## BEGIN Extracted material

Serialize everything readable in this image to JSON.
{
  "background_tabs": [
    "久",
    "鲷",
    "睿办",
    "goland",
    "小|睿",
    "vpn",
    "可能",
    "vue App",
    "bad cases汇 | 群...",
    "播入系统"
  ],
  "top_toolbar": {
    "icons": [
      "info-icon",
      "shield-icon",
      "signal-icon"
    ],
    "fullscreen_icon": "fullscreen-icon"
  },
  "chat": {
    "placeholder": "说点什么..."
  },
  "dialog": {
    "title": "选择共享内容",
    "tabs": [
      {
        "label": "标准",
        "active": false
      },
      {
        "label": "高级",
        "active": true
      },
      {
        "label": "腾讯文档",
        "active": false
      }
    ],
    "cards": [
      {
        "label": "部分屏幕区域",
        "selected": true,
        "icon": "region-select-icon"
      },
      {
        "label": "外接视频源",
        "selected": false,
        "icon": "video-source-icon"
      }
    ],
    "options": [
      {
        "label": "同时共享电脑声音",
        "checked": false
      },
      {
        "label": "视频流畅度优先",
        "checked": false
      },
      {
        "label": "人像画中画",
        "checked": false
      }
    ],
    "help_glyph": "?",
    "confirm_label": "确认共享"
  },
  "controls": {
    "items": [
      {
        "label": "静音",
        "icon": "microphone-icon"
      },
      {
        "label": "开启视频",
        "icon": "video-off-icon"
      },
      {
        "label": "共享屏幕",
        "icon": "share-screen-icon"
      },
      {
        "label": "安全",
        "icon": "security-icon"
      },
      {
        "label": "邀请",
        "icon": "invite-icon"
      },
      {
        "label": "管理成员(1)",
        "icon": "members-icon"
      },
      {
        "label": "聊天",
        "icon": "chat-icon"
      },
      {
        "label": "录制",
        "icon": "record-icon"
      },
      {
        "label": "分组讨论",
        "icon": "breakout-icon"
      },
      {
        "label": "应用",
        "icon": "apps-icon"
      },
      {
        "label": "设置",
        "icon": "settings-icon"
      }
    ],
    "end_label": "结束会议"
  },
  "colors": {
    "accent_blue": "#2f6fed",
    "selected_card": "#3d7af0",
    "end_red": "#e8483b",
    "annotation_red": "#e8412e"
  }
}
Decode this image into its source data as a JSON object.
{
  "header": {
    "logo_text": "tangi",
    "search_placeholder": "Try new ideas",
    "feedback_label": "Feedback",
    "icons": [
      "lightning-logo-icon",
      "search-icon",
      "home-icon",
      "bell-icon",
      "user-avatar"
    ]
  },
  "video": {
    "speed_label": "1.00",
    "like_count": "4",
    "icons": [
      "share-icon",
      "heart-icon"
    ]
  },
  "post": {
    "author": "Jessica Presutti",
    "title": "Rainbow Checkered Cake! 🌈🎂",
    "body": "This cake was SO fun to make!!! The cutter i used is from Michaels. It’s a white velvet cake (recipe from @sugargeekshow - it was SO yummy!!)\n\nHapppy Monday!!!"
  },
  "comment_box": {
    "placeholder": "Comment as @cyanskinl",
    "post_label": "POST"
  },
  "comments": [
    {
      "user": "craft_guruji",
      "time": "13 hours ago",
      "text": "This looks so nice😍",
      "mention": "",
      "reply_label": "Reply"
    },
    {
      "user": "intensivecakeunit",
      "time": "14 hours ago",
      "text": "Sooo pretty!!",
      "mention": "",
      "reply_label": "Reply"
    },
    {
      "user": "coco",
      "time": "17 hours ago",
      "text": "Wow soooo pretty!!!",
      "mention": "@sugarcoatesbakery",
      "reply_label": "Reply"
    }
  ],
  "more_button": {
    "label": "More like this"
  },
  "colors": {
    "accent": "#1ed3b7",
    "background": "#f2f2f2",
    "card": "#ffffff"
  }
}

## END Extracted material

**Work to complete:** From the data above, pick out each line containing "pretty" and copy it.

**Problem solution:**
      "text": "Sooo pretty!!",
      "text": "Wow soooo pretty!!!",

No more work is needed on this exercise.